Rows from a layout dataset:
• • • • •
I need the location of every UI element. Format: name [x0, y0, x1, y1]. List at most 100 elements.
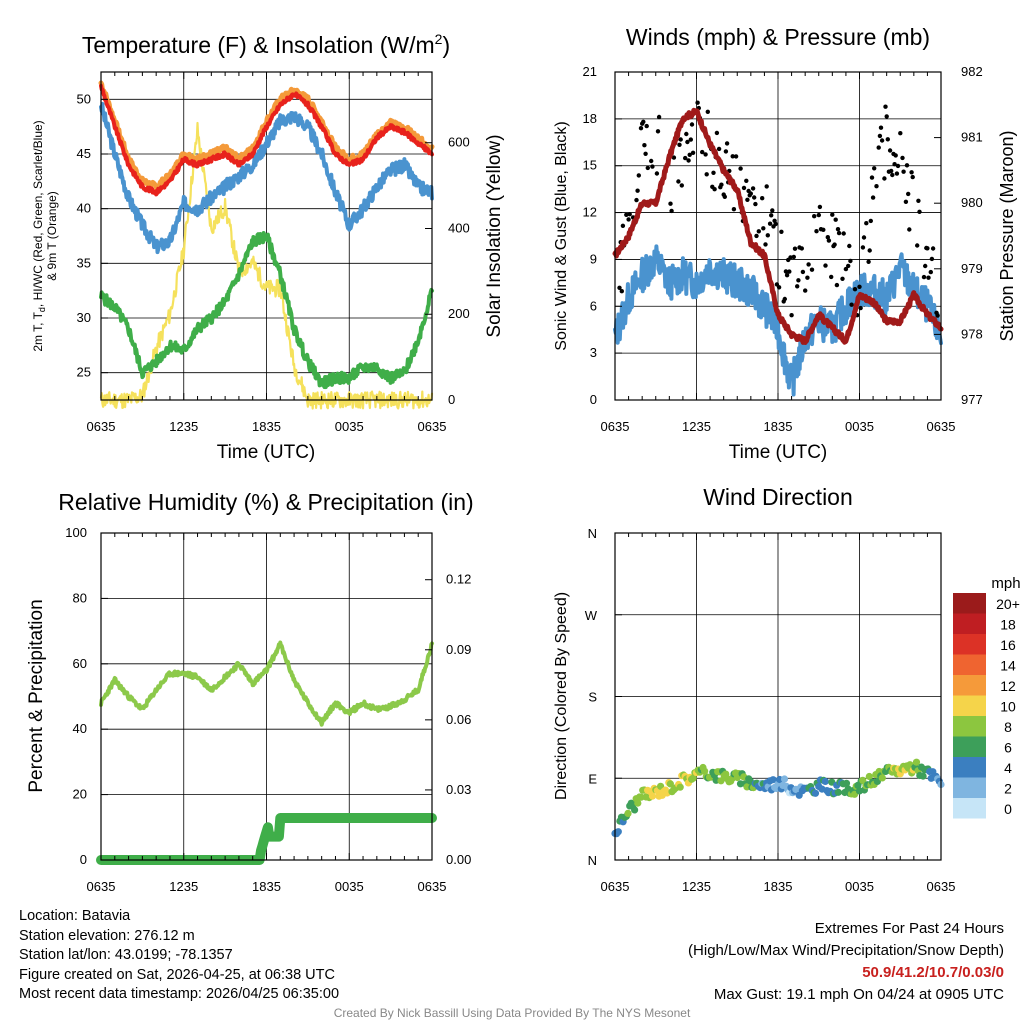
temp-y2tick-label: 200: [448, 306, 470, 321]
extremes-title: Extremes For Past 24 Hours: [814, 920, 1004, 937]
gust-point: [704, 172, 709, 177]
sonic-wind-line: [613, 244, 943, 397]
wind-ytick-label: 21: [583, 64, 597, 79]
wind-xtick-label: 0635: [601, 419, 630, 434]
legend-title: mph: [991, 575, 1020, 592]
gust-point: [731, 207, 737, 212]
direction-point: [657, 782, 665, 790]
gust-point: [800, 269, 806, 275]
direction-point: [614, 828, 622, 836]
gust-point: [907, 227, 912, 232]
wind-xtick-label: 0635: [927, 419, 956, 434]
gust-point: [915, 243, 920, 248]
legend-label: 20+: [996, 596, 1020, 612]
gust-point: [906, 191, 911, 197]
gust-point: [861, 235, 867, 240]
gust-point: [738, 166, 743, 171]
gust-point: [847, 243, 852, 249]
temp-ytick-label: 30: [77, 310, 91, 325]
gust-point: [686, 158, 691, 163]
gust-point: [916, 198, 921, 203]
gust-point: [765, 233, 770, 238]
wind-ytick-label: 6: [590, 298, 597, 313]
gust-point: [724, 141, 730, 146]
t2m-line: [99, 83, 434, 197]
gust-point: [750, 186, 756, 191]
direction-point: [634, 799, 642, 807]
dir-title: Wind Direction: [703, 484, 853, 510]
gust-point: [619, 289, 624, 294]
rh-y2tick-label: 0.09: [446, 642, 471, 657]
gust-point: [821, 227, 826, 232]
gust-point: [643, 151, 648, 156]
rh-minor-ticks: [100, 533, 433, 860]
gust-point: [730, 154, 735, 159]
gust-point: [833, 217, 838, 222]
gust-point: [817, 204, 823, 210]
gust-point: [723, 149, 729, 154]
gust-point: [754, 233, 759, 239]
speed-legend: mph 20+ 18 16 14 12 10 8 6 4 2 0: [953, 575, 1021, 819]
direction-point: [811, 789, 820, 797]
wind-ytick-label: 9: [590, 251, 597, 266]
temp-xtick-label: 0035: [335, 419, 364, 434]
gust-point: [885, 137, 890, 142]
rh-ytick-label: 100: [65, 525, 87, 540]
rh-xtick-label: 1835: [252, 879, 281, 894]
gust-point: [773, 221, 778, 227]
gust-point: [668, 201, 673, 206]
gust-point: [921, 274, 927, 280]
gust-point: [805, 275, 810, 280]
temp-title-main: Temperature (F) & Insolation (W/m: [82, 32, 435, 58]
dir-ylabel: Direction (Colored By Speed): [553, 592, 570, 800]
gust-point: [789, 313, 794, 318]
gust-point: [889, 168, 894, 174]
gust-point: [935, 313, 940, 318]
gust-point: [688, 137, 693, 142]
legend-swatch: [953, 613, 986, 634]
gust-point: [830, 212, 835, 217]
gust-point: [814, 229, 819, 234]
gust-point: [690, 150, 696, 155]
gust-point: [679, 183, 684, 188]
direction-point: [666, 780, 675, 788]
gust-point: [903, 199, 909, 204]
wind-xlabel: Time (UTC): [729, 442, 828, 463]
direction-point: [631, 806, 639, 814]
gust-point: [711, 170, 716, 175]
gust-point: [769, 213, 774, 218]
gust-point: [901, 169, 906, 174]
gust-point: [791, 254, 796, 260]
direction-point: [769, 776, 777, 784]
temp-y2tick-label: 600: [448, 135, 470, 150]
gust-point: [783, 269, 789, 274]
legend-label: 6: [1004, 740, 1012, 756]
gust-point: [900, 155, 905, 161]
direction-point: [701, 767, 709, 775]
extremes-subtitle: (High/Low/Max Wind/Precipitation/Snow De…: [688, 942, 1004, 959]
dir-xtick-label: 0635: [601, 879, 630, 894]
rh-y2tick-label: 0.12: [446, 572, 471, 587]
wind-xtick-label: 0035: [845, 419, 874, 434]
gust-point: [695, 100, 700, 105]
dewpoint-line: [99, 231, 434, 390]
created-text: Figure created on Sat, 2026-04-25, at 06…: [19, 966, 335, 983]
gust-point: [638, 126, 644, 131]
temp-ytick-label: 35: [77, 255, 91, 270]
temp-title-sup: 2: [435, 31, 443, 47]
gust-point: [763, 242, 768, 247]
gust-point: [832, 242, 837, 247]
dir-ytick-label: N: [588, 853, 597, 868]
wind-ytick-label: 15: [583, 158, 597, 173]
gust-point: [703, 152, 708, 157]
direction-point: [717, 777, 725, 785]
gust-point: [744, 178, 749, 183]
gust-point: [761, 226, 766, 231]
temp-title: Temperature (F) & Insolation (W/m2): [82, 31, 450, 58]
gust-point: [882, 176, 887, 181]
temp-y2tick-label: 400: [448, 220, 470, 235]
gust-point: [676, 179, 681, 184]
gust-point: [753, 201, 758, 207]
temp-xtick-label: 0635: [87, 419, 116, 434]
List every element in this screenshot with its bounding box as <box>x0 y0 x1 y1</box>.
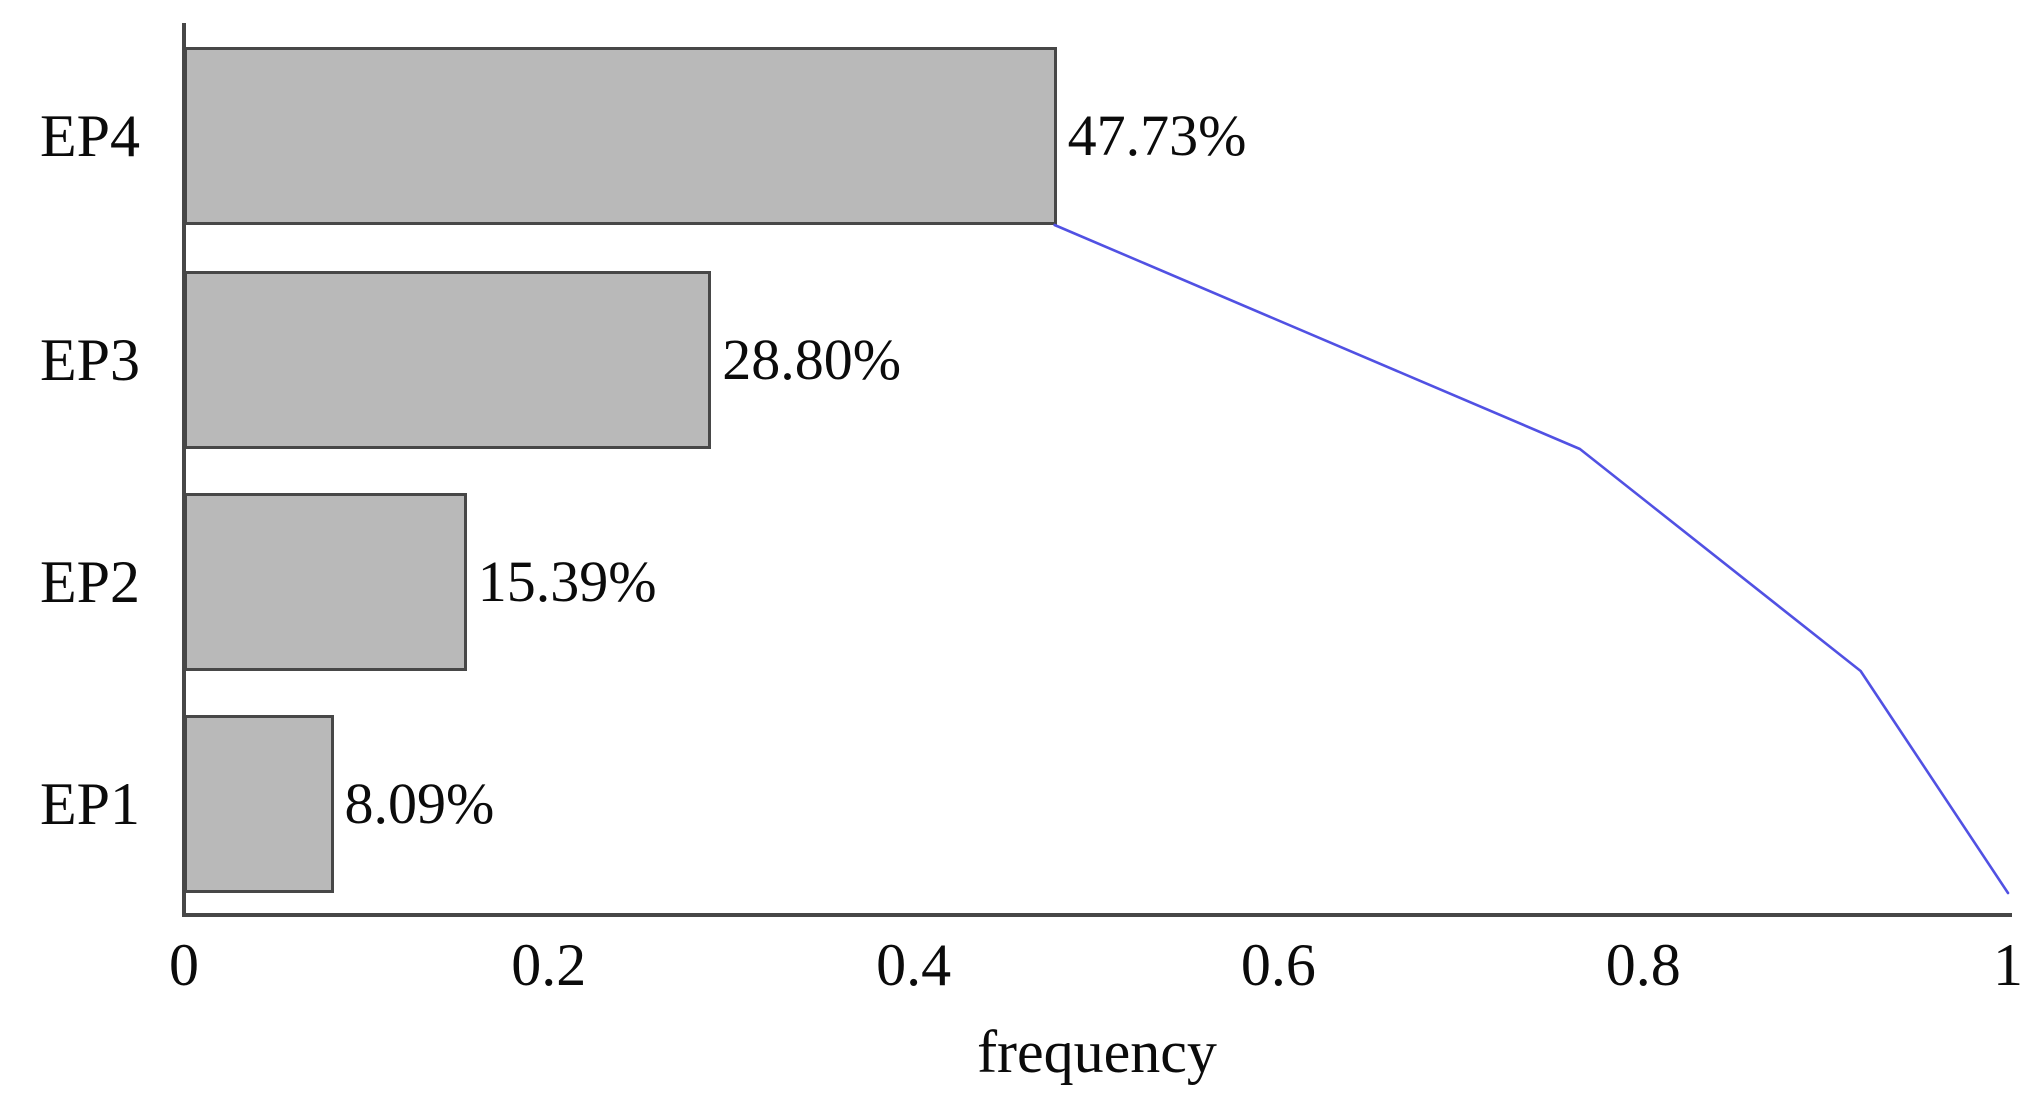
• • • • •
#### The task:
Arrange all the lines of the items above as a JSON list of strings, one string per line, with blank lines dropped. Leave the pictures out.

#### Right answer:
[
  "I need the location of every UI element. Format: name [x0, y0, x1, y1]. List at most 100 elements.",
  "temp-y2tick-label: 200: [448, 306, 470, 321]",
  "extremes-title: Extremes For Past 24 Hours: [814, 920, 1004, 937]",
  "gust-point: [704, 172, 709, 177]",
  "sonic-wind-line: [613, 244, 943, 397]",
  "wind-ytick-label: 21: [583, 64, 597, 79]",
  "wind-xtick-label: 0635: [601, 419, 630, 434]",
  "legend-title: mph: [991, 575, 1020, 592]",
  "gust-point: [731, 207, 737, 212]",
  "direction-point: [657, 782, 665, 790]",
  "gust-point: [800, 269, 806, 275]",
  "direction-point: [614, 828, 622, 836]",
  "gust-point: [907, 227, 912, 232]",
  "wind-xtick-label: 0635: [927, 419, 956, 434]",
  "gust-point: [915, 243, 920, 248]",
  "legend-label: 20+: [996, 596, 1020, 612]",
  "gust-point: [906, 191, 911, 197]",
  "gust-point: [861, 235, 867, 240]",
  "gust-point: [738, 166, 743, 171]",
  "gust-point: [847, 243, 852, 249]",
  "temp-ytick-label: 30: [77, 310, 91, 325]",
  "gust-point: [686, 158, 691, 163]",
  "gust-point: [916, 198, 921, 203]",
  "gust-point: [765, 233, 770, 238]",
  "wind-ytick-label: 6: [590, 298, 597, 313]",
  "gust-point: [724, 141, 730, 146]",
  "t2m-line: [99, 83, 434, 197]",
  "gust-point: [750, 186, 756, 191]",
  "direction-point: [634, 799, 642, 807]",
  "dir-title: Wind Direction: [703, 484, 853, 510]",
  "gust-point: [619, 289, 624, 294]",
  "rh-y2tick-label: 0.09: [446, 642, 471, 657]",
  "gust-point: [821, 227, 826, 232]",
  "gust-point: [643, 151, 648, 156]",
  "rh-minor-ticks: [100, 533, 433, 860]",
  "gust-point: [730, 154, 735, 159]",
  "gust-point: [833, 217, 838, 222]",
  "gust-point: [817, 204, 823, 210]",
  "gust-point: [723, 149, 729, 154]",
  "gust-point: [754, 233, 759, 239]",
  "speed-legend: mph 20+ 18 16 14 12 10 8 6 4 2 0: [953, 575, 1021, 819]",
  "direction-point: [811, 789, 820, 797]",
  "wind-ytick-label: 9: [590, 251, 597, 266]",
  "temp-xtick-label: 0035: [335, 419, 364, 434]",
  "gust-point: [885, 137, 890, 142]",
  "rh-ytick-label: 100: [65, 525, 87, 540]",
  "rh-xtick-label: 1835: [252, 879, 281, 894]",
  "gust-point: [773, 221, 778, 227]",
  "gust-point: [668, 201, 673, 206]",
  "gust-point: [921, 274, 927, 280]",
  "gust-point: [805, 275, 810, 280]",
  "temp-title-main: Temperature (F) & Insolation (W/m: [82, 32, 435, 58]",
  "dir-ylabel: Direction (Colored By Speed): [553, 592, 570, 800]",
  "gust-point: [789, 313, 794, 318]",
  "gust-point: [889, 168, 894, 174]",
  "gust-point: [935, 313, 940, 318]",
  "gust-point: [688, 137, 693, 142]",
  "legend-swatch: [953, 613, 986, 634]",
  "gust-point: [830, 212, 835, 217]",
  "gust-point: [814, 229, 819, 234]",
  "gust-point: [690, 150, 696, 155]",
  "gust-point: [679, 183, 684, 188]",
  "direction-point: [666, 780, 675, 788]",
  "gust-point: [903, 199, 909, 204]",
  "wind-xlabel: Time (UTC): [729, 442, 828, 463]",
  "direction-point: [631, 806, 639, 814]",
  "gust-point: [711, 170, 716, 175]",
  "gust-point: [769, 213, 774, 218]",
  "gust-point: [901, 169, 906, 174]",
  "gust-point: [791, 254, 796, 260]",
  "direction-point: [769, 776, 777, 784]",
  "temp-y2tick-label: 600: [448, 135, 470, 150]",
  "gust-point: [783, 269, 789, 274]",
  "legend-label: 6: [1004, 740, 1012, 756]",
  "gust-point: [900, 155, 905, 161]",
  "direction-point: [701, 767, 709, 775]",
  "extremes-subtitle: (High/Low/Max Wind/Precipitation/Snow De…: [688, 942, 1004, 959]",
  "dir-xtick-label: 0635: [601, 879, 630, 894]",
  "rh-y2tick-label: 0.12: [446, 572, 471, 587]",
  "wind-xtick-label: 0035: [845, 419, 874, 434]",
  "gust-point: [695, 100, 700, 105]",
  "dewpoint-line: [99, 231, 434, 390]",
  "created-text: Figure created on Sat, 2026-04-25, at 06…: [19, 966, 335, 983]",
  "gust-point: [638, 126, 644, 131]",
  "temp-ytick-label: 35: [77, 255, 91, 270]",
  "temp-title-sup: 2: [435, 31, 443, 47]",
  "gust-point: [763, 242, 768, 247]",
  "gust-point: [832, 242, 837, 247]",
  "dir-ytick-label: N: [588, 853, 597, 868]",
  "wind-ytick-label: 15: [583, 158, 597, 173]",
  "gust-point: [703, 152, 708, 157]",
  "direction-point: [717, 777, 725, 785]",
  "gust-point: [744, 178, 749, 183]",
  "gust-point: [761, 226, 766, 231]",
  "temp-title: Temperature (F) & Insolation (W/m2): [82, 31, 450, 58]",
  "gust-point: [882, 176, 887, 181]",
  "temp-y2tick-label: 400: [448, 220, 470, 235]",
  "gust-point: [676, 179, 681, 184]",
  "gust-point: [753, 201, 758, 207]",
  "temp-xtick-label: 0635: [87, 419, 116, 434]",
  "List every element in this screenshot with its bounding box as <box>x0 y0 x1 y1</box>."
]